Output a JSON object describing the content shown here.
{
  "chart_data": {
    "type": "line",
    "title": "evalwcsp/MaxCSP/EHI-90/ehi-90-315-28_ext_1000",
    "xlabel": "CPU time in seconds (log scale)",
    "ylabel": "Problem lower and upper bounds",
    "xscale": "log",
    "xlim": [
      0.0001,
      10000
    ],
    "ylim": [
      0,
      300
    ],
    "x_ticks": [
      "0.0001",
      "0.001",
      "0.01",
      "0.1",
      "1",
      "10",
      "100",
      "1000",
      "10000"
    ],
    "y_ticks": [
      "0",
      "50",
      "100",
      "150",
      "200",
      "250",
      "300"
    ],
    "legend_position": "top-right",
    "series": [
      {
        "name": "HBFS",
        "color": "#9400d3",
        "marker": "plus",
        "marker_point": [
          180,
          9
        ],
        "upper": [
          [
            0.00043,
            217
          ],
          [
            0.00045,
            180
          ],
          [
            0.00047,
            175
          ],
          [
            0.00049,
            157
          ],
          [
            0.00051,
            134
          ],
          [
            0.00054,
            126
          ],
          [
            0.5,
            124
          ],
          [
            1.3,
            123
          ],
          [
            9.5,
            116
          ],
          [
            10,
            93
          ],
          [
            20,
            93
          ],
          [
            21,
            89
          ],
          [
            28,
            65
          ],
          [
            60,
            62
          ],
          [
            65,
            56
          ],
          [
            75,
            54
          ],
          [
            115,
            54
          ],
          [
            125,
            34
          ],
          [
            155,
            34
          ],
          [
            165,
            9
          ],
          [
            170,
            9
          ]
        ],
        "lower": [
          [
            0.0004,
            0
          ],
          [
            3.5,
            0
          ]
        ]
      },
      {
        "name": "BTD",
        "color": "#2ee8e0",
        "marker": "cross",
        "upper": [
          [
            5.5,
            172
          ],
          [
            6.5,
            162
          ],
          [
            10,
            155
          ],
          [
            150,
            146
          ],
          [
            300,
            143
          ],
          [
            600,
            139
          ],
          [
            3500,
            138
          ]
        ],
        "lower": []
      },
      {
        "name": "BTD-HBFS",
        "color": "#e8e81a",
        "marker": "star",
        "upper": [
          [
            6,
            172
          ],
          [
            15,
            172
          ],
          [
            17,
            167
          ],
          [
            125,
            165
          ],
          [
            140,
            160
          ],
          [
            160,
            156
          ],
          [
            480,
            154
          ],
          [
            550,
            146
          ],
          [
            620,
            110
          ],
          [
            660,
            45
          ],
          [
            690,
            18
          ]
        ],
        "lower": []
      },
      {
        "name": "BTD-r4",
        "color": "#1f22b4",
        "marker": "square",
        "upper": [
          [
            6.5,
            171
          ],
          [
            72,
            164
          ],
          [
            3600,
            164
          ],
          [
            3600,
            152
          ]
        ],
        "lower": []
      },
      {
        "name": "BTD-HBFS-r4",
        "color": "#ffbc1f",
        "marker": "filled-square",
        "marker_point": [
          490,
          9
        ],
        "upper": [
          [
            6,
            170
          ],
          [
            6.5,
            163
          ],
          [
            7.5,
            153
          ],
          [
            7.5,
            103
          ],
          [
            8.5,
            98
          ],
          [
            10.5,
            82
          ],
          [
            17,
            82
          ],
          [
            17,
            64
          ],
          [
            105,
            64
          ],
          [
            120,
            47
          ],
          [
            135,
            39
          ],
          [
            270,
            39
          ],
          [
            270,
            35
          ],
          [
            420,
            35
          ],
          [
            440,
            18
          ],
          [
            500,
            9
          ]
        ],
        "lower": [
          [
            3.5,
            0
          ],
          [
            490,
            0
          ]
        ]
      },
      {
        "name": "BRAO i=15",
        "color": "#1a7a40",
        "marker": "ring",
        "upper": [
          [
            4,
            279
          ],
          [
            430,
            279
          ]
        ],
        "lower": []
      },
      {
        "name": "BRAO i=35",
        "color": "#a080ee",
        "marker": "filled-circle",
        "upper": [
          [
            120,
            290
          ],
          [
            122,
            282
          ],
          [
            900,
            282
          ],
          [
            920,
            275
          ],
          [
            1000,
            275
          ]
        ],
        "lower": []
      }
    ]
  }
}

++++++++

Report how many lines in the data include the word "filled", and give nothing but the count.

2